*** Block opens ***
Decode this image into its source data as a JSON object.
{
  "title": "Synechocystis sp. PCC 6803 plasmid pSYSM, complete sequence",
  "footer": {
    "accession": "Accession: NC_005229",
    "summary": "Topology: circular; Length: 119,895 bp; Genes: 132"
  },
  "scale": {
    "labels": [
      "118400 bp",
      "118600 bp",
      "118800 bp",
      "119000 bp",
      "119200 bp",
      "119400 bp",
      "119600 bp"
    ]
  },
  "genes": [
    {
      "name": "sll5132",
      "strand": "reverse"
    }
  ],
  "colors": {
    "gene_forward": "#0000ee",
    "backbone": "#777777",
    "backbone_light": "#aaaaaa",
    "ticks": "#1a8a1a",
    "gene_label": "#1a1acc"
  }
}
*** Block closes ***
### What is being asked
The data, all of it, should be transcribed exactly.

### Output
Decode this image into its source data as a JSON object.
{
  "title": "Synechocystis sp. PCC 6803 plasmid pSYSM, complete sequence",
  "footer": {
    "accession": "Accession: NC_005229",
    "summary": "Topology: circular; Length: 119,895 bp; Genes: 132"
  },
  "scale": {
    "labels": [
      "118400 bp",
      "118600 bp",
      "118800 bp",
      "119000 bp",
      "119200 bp",
      "119400 bp",
      "119600 bp"
    ]
  },
  "genes": [
    {
      "name": "sll5132",
      "strand": "reverse"
    }
  ],
  "colors": {
    "gene_forward": "#0000ee",
    "backbone": "#777777",
    "backbone_light": "#aaaaaa",
    "ticks": "#1a8a1a",
    "gene_label": "#1a1acc"
  }
}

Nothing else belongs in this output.